▶ [DO THIS]
Take each line that has the word "Gráfico" and return it.

▶ [THE DATA]

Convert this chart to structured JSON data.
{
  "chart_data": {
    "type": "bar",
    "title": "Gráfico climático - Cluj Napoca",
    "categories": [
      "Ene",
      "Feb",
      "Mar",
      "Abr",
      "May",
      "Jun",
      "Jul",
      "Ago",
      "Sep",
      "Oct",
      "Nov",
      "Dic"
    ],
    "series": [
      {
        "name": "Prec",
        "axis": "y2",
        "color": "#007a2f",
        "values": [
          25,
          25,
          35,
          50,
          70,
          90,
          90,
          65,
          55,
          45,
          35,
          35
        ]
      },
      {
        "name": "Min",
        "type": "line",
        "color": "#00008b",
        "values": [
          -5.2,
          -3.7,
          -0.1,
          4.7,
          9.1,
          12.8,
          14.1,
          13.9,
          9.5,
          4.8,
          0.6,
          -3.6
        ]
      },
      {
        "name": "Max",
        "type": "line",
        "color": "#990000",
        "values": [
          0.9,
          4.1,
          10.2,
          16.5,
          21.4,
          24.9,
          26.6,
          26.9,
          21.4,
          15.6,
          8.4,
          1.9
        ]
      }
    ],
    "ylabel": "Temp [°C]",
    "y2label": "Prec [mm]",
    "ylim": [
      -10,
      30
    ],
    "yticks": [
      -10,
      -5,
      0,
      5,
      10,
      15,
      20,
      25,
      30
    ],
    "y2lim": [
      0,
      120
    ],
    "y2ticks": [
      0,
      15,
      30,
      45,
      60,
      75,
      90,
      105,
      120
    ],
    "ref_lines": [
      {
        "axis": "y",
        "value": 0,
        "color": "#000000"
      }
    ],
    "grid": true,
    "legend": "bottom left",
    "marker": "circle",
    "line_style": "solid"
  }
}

...

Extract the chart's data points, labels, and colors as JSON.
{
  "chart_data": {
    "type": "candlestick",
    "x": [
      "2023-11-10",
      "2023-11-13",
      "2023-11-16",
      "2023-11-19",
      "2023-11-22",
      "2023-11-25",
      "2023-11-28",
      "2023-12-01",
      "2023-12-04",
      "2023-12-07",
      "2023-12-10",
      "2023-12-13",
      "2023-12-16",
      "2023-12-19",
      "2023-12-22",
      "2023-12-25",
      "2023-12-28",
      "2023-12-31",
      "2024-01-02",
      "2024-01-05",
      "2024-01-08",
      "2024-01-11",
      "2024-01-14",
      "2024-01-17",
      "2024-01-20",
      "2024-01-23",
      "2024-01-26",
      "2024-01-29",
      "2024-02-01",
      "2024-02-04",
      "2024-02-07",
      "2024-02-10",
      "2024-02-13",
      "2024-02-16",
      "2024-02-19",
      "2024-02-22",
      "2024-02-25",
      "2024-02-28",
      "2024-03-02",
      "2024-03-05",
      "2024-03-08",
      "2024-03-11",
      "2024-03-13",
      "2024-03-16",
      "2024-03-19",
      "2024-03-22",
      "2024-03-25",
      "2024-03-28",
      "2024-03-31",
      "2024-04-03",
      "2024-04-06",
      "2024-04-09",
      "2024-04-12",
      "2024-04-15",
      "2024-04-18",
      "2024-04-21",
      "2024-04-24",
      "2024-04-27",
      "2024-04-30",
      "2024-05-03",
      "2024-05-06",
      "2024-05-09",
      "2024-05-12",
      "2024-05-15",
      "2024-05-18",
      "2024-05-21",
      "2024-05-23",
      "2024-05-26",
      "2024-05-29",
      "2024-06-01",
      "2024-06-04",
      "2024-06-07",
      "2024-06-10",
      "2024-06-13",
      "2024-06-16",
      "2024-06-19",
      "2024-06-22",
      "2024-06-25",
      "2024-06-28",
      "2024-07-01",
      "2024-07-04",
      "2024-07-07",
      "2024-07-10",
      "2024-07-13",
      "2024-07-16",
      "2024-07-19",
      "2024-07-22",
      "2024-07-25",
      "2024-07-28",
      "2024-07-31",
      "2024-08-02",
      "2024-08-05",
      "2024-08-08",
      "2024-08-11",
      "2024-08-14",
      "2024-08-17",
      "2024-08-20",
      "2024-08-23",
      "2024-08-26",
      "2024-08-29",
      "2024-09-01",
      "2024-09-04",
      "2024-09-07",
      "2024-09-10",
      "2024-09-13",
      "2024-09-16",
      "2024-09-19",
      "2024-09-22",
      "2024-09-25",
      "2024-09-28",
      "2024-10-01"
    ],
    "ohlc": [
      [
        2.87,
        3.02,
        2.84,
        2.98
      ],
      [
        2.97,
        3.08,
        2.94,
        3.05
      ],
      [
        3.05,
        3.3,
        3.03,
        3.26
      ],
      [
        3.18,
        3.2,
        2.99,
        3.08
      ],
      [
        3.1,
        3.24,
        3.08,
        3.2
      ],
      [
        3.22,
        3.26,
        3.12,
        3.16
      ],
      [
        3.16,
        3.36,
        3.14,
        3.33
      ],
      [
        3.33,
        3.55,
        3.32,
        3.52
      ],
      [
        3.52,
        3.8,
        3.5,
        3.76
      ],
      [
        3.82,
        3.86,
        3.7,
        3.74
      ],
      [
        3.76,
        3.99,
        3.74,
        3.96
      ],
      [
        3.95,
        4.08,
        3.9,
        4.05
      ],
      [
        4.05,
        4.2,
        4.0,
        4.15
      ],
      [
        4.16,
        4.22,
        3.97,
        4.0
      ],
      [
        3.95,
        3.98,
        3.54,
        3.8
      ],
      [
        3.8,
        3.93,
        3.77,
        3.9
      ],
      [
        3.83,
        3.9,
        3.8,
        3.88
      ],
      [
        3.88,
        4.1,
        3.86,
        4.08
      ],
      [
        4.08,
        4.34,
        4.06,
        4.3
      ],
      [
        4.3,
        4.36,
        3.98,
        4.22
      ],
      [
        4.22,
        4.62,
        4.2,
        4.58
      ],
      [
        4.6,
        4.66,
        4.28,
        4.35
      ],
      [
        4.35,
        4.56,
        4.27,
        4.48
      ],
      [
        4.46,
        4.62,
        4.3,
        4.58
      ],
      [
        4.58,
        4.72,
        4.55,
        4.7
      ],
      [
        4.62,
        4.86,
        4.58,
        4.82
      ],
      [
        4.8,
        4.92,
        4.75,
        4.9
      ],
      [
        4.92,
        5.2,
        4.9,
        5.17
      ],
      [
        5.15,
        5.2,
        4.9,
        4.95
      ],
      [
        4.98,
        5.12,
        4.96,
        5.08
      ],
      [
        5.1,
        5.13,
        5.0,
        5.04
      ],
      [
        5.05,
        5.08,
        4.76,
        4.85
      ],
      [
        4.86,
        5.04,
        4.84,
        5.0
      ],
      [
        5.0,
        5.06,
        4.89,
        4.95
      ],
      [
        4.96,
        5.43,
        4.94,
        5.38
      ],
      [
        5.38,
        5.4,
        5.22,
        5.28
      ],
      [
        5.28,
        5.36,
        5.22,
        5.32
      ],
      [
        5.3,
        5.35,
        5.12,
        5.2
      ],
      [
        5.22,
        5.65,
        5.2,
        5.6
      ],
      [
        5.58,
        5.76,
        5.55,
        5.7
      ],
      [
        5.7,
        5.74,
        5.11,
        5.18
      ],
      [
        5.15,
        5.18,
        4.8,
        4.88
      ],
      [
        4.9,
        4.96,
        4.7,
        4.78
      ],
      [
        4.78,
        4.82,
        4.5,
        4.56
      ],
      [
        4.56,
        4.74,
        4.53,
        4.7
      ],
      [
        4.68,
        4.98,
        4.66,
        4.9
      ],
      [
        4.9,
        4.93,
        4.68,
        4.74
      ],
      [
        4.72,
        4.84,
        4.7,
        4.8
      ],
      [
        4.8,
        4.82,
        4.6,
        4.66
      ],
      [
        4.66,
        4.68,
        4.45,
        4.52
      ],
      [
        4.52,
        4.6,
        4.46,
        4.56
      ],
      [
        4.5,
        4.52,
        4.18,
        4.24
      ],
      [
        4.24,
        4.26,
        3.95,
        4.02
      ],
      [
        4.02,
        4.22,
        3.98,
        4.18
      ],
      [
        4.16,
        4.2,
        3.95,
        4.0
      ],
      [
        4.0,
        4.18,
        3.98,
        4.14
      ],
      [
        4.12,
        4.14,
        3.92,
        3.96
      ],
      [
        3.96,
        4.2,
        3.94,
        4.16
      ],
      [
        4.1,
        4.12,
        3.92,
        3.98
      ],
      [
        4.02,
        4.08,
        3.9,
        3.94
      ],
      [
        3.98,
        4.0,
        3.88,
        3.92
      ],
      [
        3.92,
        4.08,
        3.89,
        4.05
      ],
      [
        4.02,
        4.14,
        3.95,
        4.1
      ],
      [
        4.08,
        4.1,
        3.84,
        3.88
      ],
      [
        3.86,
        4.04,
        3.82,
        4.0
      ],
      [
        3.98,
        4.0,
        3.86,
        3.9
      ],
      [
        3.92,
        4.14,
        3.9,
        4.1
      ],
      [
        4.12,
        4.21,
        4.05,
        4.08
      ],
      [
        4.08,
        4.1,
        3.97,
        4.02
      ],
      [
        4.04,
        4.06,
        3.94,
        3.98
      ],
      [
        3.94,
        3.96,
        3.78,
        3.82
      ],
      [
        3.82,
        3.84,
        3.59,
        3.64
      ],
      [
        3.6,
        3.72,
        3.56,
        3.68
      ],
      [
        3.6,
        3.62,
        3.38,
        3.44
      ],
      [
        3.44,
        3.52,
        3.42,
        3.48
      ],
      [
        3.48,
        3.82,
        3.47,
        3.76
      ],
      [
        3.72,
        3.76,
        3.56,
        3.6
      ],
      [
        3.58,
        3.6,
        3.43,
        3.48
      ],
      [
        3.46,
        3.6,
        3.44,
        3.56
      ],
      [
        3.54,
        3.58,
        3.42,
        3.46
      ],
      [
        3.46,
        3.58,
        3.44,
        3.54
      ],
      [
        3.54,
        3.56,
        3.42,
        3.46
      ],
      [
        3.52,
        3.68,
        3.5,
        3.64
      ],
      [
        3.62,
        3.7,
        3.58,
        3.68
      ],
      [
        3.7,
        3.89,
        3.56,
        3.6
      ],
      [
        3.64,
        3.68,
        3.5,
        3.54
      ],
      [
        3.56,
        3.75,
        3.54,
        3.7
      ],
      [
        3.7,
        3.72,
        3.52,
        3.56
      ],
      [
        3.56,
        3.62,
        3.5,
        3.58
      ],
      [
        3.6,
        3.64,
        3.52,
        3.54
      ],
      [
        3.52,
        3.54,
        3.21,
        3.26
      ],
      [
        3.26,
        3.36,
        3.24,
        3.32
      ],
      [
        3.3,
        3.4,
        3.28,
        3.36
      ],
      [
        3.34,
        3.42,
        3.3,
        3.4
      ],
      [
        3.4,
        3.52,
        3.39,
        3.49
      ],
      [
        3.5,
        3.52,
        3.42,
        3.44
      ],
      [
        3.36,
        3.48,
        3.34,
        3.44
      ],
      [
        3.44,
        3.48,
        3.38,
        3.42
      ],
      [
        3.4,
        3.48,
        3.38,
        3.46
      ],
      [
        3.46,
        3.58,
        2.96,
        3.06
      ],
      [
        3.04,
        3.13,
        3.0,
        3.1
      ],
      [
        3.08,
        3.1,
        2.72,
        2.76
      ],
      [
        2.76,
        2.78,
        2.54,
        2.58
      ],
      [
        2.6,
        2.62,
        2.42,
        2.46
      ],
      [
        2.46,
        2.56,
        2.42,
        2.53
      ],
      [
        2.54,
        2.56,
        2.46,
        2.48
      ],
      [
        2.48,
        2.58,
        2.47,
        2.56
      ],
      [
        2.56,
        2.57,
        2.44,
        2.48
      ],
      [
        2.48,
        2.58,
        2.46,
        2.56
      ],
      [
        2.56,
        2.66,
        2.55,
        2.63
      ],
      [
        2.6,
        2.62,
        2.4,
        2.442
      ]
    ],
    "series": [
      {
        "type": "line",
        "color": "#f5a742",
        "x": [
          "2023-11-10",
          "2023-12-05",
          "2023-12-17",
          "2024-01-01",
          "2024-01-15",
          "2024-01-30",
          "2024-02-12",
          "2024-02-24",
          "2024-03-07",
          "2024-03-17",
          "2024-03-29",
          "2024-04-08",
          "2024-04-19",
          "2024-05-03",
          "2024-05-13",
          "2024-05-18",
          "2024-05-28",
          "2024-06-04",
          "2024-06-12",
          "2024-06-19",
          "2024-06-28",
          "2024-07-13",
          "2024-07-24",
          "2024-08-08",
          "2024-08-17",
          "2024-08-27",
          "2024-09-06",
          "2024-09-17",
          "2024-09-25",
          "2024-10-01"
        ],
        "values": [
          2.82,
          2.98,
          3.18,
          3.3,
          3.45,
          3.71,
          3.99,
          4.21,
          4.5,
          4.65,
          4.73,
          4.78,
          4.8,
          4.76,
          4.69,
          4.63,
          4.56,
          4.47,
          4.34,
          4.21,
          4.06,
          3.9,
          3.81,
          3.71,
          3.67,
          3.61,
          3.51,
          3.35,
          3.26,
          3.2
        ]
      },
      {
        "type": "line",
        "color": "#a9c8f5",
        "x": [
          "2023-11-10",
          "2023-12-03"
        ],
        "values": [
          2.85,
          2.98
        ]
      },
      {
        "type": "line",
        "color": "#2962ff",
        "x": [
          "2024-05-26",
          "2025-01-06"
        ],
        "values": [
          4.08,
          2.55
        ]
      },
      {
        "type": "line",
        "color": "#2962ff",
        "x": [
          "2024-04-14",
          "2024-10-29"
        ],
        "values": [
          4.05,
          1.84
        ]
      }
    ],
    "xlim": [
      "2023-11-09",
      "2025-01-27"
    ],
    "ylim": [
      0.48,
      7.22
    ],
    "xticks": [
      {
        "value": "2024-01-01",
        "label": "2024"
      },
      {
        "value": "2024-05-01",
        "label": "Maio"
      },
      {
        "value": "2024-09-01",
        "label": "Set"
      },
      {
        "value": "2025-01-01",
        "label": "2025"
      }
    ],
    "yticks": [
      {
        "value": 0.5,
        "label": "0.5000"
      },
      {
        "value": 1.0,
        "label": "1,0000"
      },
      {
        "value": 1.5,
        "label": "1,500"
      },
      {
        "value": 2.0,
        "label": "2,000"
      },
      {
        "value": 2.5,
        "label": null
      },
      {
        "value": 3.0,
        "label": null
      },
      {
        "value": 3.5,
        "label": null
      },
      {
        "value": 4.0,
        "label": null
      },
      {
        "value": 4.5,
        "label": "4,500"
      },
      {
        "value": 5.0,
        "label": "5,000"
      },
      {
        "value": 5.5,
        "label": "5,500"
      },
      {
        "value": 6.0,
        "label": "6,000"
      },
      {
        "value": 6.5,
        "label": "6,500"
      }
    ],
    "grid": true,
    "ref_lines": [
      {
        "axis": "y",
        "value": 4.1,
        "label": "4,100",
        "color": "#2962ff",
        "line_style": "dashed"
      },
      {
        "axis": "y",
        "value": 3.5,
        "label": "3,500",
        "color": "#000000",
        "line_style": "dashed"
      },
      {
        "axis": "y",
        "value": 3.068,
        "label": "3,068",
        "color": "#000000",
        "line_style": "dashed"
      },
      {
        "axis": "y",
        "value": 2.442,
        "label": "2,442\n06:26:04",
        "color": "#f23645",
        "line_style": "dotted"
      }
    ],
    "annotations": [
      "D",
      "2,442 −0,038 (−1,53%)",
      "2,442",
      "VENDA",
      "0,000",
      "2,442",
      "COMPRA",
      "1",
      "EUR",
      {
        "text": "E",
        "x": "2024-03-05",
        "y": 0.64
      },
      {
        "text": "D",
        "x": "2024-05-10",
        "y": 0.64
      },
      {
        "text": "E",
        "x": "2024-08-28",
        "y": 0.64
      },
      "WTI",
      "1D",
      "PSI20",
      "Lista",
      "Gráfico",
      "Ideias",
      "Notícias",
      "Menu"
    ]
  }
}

▶ [WORKED SOLUTION]
    "title": "Gráfico climático - Cluj Napoca",
      "Gráfico",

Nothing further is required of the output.